◆ **Exercise directions**
Count every line that includes the string "High" in the entries that follow. Nothing besides the number is needed.

====================

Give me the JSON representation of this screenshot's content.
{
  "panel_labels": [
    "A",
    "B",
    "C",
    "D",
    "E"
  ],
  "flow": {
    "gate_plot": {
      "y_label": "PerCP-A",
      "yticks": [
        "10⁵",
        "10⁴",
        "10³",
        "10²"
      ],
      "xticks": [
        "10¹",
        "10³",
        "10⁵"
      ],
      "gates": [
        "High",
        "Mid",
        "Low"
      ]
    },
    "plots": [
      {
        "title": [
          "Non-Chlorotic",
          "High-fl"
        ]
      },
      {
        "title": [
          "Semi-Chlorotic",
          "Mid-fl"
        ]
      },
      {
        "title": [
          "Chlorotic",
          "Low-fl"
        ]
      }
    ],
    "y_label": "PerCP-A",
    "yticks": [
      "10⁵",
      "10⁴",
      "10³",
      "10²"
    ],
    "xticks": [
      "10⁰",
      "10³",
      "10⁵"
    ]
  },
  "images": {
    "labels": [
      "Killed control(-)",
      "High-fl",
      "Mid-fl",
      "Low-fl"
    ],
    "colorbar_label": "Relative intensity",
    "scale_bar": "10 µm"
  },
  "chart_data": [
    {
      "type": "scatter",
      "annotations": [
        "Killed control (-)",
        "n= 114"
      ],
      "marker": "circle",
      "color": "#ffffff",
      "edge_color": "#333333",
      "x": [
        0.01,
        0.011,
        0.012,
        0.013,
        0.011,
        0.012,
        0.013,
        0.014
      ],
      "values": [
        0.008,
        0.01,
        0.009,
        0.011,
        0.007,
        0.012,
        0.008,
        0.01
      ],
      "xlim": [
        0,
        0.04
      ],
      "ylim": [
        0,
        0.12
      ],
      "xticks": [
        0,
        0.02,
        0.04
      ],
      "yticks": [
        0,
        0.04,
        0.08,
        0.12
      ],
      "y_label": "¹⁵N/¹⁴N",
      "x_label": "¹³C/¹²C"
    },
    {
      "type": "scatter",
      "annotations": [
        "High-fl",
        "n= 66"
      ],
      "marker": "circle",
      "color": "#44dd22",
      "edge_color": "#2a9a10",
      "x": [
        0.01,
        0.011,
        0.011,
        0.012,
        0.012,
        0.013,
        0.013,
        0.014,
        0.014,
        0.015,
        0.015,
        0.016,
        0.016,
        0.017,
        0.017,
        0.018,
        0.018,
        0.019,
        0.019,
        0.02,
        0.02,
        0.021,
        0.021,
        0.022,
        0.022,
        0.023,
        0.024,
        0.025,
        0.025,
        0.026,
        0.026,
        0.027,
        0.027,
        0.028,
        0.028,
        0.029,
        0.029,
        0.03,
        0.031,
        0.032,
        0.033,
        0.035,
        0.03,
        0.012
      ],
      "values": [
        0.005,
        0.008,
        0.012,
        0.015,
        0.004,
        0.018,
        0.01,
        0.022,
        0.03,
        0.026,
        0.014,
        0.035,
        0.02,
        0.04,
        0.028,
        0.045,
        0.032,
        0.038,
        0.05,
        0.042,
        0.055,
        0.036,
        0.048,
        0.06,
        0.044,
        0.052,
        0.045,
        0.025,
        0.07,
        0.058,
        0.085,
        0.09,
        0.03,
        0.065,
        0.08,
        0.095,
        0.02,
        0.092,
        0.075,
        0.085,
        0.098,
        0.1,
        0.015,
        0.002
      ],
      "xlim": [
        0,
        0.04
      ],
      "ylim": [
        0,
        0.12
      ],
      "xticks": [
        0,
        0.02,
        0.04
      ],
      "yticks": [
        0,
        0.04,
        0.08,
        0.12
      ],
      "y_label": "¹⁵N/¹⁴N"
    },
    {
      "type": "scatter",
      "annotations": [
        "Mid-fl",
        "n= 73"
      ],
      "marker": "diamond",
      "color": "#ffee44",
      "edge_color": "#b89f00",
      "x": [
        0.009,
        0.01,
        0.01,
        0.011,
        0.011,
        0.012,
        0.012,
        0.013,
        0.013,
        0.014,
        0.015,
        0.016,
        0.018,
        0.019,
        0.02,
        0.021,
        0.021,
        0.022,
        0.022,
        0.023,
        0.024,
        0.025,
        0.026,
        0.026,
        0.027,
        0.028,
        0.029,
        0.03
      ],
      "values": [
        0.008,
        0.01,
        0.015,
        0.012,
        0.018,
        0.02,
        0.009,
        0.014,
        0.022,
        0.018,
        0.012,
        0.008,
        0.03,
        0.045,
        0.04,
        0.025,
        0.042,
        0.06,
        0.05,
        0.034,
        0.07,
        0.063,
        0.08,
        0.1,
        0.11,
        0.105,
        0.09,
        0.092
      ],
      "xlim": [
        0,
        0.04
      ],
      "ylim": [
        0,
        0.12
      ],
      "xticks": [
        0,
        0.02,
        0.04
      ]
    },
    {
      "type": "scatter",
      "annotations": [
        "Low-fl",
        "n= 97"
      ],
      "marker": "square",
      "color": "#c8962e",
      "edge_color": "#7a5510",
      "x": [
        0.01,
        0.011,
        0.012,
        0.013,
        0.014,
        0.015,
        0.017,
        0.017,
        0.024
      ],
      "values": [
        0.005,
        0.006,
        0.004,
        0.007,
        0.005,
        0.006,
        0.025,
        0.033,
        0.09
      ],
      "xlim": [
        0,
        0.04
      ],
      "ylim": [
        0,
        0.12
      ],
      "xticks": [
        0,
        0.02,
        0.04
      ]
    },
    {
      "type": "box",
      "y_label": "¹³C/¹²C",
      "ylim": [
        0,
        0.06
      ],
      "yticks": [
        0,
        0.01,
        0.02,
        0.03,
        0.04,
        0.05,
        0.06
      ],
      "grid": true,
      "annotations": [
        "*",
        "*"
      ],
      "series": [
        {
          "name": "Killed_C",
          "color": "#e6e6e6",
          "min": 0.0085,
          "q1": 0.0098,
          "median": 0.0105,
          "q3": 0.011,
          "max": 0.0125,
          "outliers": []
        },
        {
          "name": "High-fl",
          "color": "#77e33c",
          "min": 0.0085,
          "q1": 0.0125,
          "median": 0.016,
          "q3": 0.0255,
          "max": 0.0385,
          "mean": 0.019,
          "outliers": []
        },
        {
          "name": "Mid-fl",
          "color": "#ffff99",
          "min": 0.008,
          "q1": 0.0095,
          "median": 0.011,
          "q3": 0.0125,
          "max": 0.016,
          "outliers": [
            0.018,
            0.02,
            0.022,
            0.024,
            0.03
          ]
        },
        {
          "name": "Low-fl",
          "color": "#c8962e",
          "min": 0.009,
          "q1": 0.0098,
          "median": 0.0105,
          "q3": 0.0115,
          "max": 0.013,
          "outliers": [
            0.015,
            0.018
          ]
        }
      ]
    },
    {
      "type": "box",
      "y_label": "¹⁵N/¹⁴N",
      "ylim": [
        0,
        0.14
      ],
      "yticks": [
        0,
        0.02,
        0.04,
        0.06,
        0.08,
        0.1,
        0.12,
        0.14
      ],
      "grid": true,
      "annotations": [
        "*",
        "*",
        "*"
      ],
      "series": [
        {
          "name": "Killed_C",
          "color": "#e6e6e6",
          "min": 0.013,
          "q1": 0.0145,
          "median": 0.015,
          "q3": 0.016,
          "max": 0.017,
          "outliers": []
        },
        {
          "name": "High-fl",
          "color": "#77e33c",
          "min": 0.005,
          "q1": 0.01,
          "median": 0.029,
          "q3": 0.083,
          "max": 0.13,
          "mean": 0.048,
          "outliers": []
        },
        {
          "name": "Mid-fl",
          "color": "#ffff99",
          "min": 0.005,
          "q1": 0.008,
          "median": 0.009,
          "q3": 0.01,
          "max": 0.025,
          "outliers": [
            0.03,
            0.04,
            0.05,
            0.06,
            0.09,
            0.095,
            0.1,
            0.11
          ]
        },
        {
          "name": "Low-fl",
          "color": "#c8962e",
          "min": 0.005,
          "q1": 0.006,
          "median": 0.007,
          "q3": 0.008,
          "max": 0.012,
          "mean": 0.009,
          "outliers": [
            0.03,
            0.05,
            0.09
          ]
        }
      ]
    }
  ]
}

====================

◆ **Task result**
6